- **BRIEF**: Go through the records and copy each line where the word "placeholder" occurs.

===== RECORDS SUPPLIED =====

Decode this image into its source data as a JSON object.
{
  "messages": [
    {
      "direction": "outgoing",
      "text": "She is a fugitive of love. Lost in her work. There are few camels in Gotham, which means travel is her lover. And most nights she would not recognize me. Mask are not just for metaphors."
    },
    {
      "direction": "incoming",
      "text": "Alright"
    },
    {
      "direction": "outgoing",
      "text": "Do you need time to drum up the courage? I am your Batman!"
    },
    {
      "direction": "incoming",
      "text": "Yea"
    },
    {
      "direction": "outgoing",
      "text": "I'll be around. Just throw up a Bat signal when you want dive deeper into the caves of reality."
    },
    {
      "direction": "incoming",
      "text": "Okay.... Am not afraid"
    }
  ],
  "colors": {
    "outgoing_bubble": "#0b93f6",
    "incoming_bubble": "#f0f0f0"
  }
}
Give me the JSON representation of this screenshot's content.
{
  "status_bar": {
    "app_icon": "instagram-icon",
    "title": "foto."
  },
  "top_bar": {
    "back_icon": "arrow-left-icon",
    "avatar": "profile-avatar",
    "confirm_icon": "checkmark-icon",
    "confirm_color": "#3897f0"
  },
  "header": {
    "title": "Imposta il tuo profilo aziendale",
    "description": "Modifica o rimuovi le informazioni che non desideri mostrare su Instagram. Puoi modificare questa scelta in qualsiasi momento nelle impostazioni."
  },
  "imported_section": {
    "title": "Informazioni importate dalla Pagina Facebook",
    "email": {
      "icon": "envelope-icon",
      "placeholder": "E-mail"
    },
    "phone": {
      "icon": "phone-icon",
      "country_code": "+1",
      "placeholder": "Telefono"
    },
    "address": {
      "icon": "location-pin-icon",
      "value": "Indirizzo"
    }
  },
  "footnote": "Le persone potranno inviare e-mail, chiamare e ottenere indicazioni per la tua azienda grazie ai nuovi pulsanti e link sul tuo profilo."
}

=====

- **EXERCISE ANSWER**:
      "placeholder": "E-mail"
      "placeholder": "Telefono"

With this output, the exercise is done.